━━━ Recorded data ━━━

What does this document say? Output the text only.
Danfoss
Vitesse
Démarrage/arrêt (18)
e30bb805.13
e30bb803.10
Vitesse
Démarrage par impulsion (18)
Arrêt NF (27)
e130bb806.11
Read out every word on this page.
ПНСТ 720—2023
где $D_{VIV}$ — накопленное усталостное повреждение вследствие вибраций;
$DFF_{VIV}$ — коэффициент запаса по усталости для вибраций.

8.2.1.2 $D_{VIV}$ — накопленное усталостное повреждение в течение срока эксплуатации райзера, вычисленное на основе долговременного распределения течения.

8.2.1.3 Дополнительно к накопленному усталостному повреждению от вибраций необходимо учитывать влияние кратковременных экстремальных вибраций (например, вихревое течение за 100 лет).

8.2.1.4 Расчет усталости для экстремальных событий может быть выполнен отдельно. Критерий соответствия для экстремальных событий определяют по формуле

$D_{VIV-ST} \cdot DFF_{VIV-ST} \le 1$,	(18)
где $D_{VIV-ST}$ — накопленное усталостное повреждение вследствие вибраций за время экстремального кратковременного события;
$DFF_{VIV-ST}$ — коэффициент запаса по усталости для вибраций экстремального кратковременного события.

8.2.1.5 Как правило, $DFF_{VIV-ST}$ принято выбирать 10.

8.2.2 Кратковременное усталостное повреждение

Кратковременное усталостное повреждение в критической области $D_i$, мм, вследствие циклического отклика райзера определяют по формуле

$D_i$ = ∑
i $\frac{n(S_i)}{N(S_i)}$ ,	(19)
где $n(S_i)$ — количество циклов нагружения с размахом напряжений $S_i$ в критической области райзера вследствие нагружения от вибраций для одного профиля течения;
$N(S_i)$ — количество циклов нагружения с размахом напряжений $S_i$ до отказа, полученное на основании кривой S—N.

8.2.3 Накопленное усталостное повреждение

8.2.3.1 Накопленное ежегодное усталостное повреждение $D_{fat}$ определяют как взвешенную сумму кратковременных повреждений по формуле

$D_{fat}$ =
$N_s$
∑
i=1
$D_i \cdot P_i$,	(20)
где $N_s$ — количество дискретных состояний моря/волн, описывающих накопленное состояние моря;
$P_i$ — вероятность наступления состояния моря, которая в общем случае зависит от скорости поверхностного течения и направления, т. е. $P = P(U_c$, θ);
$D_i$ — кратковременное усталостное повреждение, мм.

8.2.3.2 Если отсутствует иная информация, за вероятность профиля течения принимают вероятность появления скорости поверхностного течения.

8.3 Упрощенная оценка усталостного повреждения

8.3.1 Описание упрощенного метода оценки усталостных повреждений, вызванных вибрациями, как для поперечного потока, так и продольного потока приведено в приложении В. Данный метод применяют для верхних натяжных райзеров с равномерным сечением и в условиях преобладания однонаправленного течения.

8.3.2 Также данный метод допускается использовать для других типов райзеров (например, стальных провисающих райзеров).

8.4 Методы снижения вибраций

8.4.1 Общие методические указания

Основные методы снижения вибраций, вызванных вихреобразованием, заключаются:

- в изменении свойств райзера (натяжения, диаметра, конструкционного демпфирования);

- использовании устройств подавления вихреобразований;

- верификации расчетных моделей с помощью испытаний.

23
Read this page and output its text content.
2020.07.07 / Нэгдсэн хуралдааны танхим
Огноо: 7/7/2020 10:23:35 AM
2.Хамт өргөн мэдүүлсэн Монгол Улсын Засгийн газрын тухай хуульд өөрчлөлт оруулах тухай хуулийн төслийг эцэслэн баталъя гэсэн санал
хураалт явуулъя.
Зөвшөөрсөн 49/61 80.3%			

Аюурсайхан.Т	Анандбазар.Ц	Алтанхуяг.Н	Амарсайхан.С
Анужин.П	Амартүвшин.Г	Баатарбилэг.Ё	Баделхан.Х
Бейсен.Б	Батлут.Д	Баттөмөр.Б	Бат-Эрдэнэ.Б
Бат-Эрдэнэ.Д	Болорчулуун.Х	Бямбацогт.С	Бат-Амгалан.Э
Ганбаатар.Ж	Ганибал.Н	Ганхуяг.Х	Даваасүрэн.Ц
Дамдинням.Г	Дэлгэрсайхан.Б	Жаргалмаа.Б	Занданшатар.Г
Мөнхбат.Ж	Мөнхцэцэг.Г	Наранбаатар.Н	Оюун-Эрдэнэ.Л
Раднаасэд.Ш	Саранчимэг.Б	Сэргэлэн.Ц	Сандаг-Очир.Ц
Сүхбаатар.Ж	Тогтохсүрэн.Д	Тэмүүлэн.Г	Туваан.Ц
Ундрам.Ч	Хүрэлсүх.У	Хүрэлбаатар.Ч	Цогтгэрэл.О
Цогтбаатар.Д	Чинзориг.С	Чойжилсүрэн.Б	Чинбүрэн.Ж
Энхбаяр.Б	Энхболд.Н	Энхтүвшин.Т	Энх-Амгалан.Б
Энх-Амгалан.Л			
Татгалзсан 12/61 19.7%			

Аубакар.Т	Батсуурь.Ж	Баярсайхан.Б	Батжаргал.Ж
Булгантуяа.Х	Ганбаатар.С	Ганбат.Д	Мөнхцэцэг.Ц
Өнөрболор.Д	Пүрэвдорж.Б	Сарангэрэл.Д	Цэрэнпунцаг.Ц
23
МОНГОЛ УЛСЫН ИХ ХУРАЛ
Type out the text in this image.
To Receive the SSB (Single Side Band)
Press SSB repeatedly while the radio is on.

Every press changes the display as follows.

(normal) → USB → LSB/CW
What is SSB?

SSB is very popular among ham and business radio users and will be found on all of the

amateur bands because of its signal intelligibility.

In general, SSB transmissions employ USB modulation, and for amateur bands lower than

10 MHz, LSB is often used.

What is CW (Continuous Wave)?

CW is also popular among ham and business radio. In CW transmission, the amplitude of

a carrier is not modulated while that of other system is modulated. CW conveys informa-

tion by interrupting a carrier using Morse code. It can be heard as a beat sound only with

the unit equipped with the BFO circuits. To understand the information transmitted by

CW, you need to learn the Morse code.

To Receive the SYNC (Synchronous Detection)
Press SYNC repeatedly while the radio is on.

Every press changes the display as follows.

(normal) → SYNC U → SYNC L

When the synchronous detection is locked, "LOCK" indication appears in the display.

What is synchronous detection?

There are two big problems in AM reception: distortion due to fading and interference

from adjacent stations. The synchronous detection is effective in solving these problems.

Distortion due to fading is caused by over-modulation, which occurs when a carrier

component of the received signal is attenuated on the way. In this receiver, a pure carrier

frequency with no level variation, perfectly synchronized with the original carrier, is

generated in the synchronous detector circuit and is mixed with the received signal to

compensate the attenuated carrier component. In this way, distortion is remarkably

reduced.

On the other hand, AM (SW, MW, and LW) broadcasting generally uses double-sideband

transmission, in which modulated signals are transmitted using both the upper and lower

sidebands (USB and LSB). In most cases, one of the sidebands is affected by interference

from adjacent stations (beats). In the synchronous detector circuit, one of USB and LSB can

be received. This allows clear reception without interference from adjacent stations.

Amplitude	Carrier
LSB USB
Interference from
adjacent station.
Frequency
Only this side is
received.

━━━

(Problem statement)
Every record should be repeated exactly; please leave none out.

(The reply)
What does this document say? Output the text only.
Danfoss
Vitesse
Démarrage/arrêt (18)
e30bb805.13
e30bb803.10
Vitesse
Démarrage par impulsion (18)
Arrêt NF (27)
e130bb806.11
Read out every word on this page.
ПНСТ 720—2023
где $D_{VIV}$ — накопленное усталостное повреждение вследствие вибраций;
$DFF_{VIV}$ — коэффициент запаса по усталости для вибраций.

8.2.1.2 $D_{VIV}$ — накопленное усталостное повреждение в течение срока эксплуатации райзера, вычисленное на основе долговременного распределения течения.

8.2.1.3 Дополнительно к накопленному усталостному повреждению от вибраций необходимо учитывать влияние кратковременных экстремальных вибраций (например, вихревое течение за 100 лет).

8.2.1.4 Расчет усталости для экстремальных событий может быть выполнен отдельно. Критерий соответствия для экстремальных событий определяют по формуле

$D_{VIV-ST} \cdot DFF_{VIV-ST} \le 1$,	(18)
где $D_{VIV-ST}$ — накопленное усталостное повреждение вследствие вибраций за время экстремального кратковременного события;
$DFF_{VIV-ST}$ — коэффициент запаса по усталости для вибраций экстремального кратковременного события.

8.2.1.5 Как правило, $DFF_{VIV-ST}$ принято выбирать 10.

8.2.2 Кратковременное усталостное повреждение

Кратковременное усталостное повреждение в критической области $D_i$, мм, вследствие циклического отклика райзера определяют по формуле

$D_i$ = ∑
i $\frac{n(S_i)}{N(S_i)}$ ,	(19)
где $n(S_i)$ — количество циклов нагружения с размахом напряжений $S_i$ в критической области райзера вследствие нагружения от вибраций для одного профиля течения;
$N(S_i)$ — количество циклов нагружения с размахом напряжений $S_i$ до отказа, полученное на основании кривой S—N.

8.2.3 Накопленное усталостное повреждение

8.2.3.1 Накопленное ежегодное усталостное повреждение $D_{fat}$ определяют как взвешенную сумму кратковременных повреждений по формуле

$D_{fat}$ =
$N_s$
∑
i=1
$D_i \cdot P_i$,	(20)
где $N_s$ — количество дискретных состояний моря/волн, описывающих накопленное состояние моря;
$P_i$ — вероятность наступления состояния моря, которая в общем случае зависит от скорости поверхностного течения и направления, т. е. $P = P(U_c$, θ);
$D_i$ — кратковременное усталостное повреждение, мм.

8.2.3.2 Если отсутствует иная информация, за вероятность профиля течения принимают вероятность появления скорости поверхностного течения.

8.3 Упрощенная оценка усталостного повреждения

8.3.1 Описание упрощенного метода оценки усталостных повреждений, вызванных вибрациями, как для поперечного потока, так и продольного потока приведено в приложении В. Данный метод применяют для верхних натяжных райзеров с равномерным сечением и в условиях преобладания однонаправленного течения.

8.3.2 Также данный метод допускается использовать для других типов райзеров (например, стальных провисающих райзеров).

8.4 Методы снижения вибраций

8.4.1 Общие методические указания

Основные методы снижения вибраций, вызванных вихреобразованием, заключаются:

- в изменении свойств райзера (натяжения, диаметра, конструкционного демпфирования);

- использовании устройств подавления вихреобразований;

- верификации расчетных моделей с помощью испытаний.

23
Read this page and output its text content.
2020.07.07 / Нэгдсэн хуралдааны танхим
Огноо: 7/7/2020 10:23:35 AM
2.Хамт өргөн мэдүүлсэн Монгол Улсын Засгийн газрын тухай хуульд өөрчлөлт оруулах тухай хуулийн төслийг эцэслэн баталъя гэсэн санал
хураалт явуулъя.
Зөвшөөрсөн 49/61 80.3%			

Аюурсайхан.Т	Анандбазар.Ц	Алтанхуяг.Н	Амарсайхан.С
Анужин.П	Амартүвшин.Г	Баатарбилэг.Ё	Баделхан.Х
Бейсен.Б	Батлут.Д	Баттөмөр.Б	Бат-Эрдэнэ.Б
Бат-Эрдэнэ.Д	Болорчулуун.Х	Бямбацогт.С	Бат-Амгалан.Э
Ганбаатар.Ж	Ганибал.Н	Ганхуяг.Х	Даваасүрэн.Ц
Дамдинням.Г	Дэлгэрсайхан.Б	Жаргалмаа.Б	Занданшатар.Г
Мөнхбат.Ж	Мөнхцэцэг.Г	Наранбаатар.Н	Оюун-Эрдэнэ.Л
Раднаасэд.Ш	Саранчимэг.Б	Сэргэлэн.Ц	Сандаг-Очир.Ц
Сүхбаатар.Ж	Тогтохсүрэн.Д	Тэмүүлэн.Г	Туваан.Ц
Ундрам.Ч	Хүрэлсүх.У	Хүрэлбаатар.Ч	Цогтгэрэл.О
Цогтбаатар.Д	Чинзориг.С	Чойжилсүрэн.Б	Чинбүрэн.Ж
Энхбаяр.Б	Энхболд.Н	Энхтүвшин.Т	Энх-Амгалан.Б
Энх-Амгалан.Л			
Татгалзсан 12/61 19.7%			

Аубакар.Т	Батсуурь.Ж	Баярсайхан.Б	Батжаргал.Ж
Булгантуяа.Х	Ганбаатар.С	Ганбат.Д	Мөнхцэцэг.Ц
Өнөрболор.Д	Пүрэвдорж.Б	Сарангэрэл.Д	Цэрэнпунцаг.Ц
23
МОНГОЛ УЛСЫН ИХ ХУРАЛ
Type out the text in this image.
To Receive the SSB (Single Side Band)
Press SSB repeatedly while the radio is on.

Every press changes the display as follows.

(normal) → USB → LSB/CW
What is SSB?

SSB is very popular among ham and business radio users and will be found on all of the

amateur bands because of its signal intelligibility.

In general, SSB transmissions employ USB modulation, and for amateur bands lower than

10 MHz, LSB is often used.

What is CW (Continuous Wave)?

CW is also popular among ham and business radio. In CW transmission, the amplitude of

a carrier is not modulated while that of other system is modulated. CW conveys informa-

tion by interrupting a carrier using Morse code. It can be heard as a beat sound only with

the unit equipped with the BFO circuits. To understand the information transmitted by

CW, you need to learn the Morse code.

To Receive the SYNC (Synchronous Detection)
Press SYNC repeatedly while the radio is on.

Every press changes the display as follows.

(normal) → SYNC U → SYNC L

When the synchronous detection is locked, "LOCK" indication appears in the display.

What is synchronous detection?

There are two big problems in AM reception: distortion due to fading and interference

from adjacent stations. The synchronous detection is effective in solving these problems.

Distortion due to fading is caused by over-modulation, which occurs when a carrier

component of the received signal is attenuated on the way. In this receiver, a pure carrier

frequency with no level variation, perfectly synchronized with the original carrier, is

generated in the synchronous detector circuit and is mixed with the received signal to

compensate the attenuated carrier component. In this way, distortion is remarkably

reduced.

On the other hand, AM (SW, MW, and LW) broadcasting generally uses double-sideband

transmission, in which modulated signals are transmitted using both the upper and lower

sidebands (USB and LSB). In most cases, one of the sidebands is affected by interference

from adjacent stations (beats). In the synchronous detector circuit, one of USB and LSB can

be received. This allows clear reception without interference from adjacent stations.

Amplitude	Carrier
LSB USB
Interference from
adjacent station.
Frequency
Only this side is
received.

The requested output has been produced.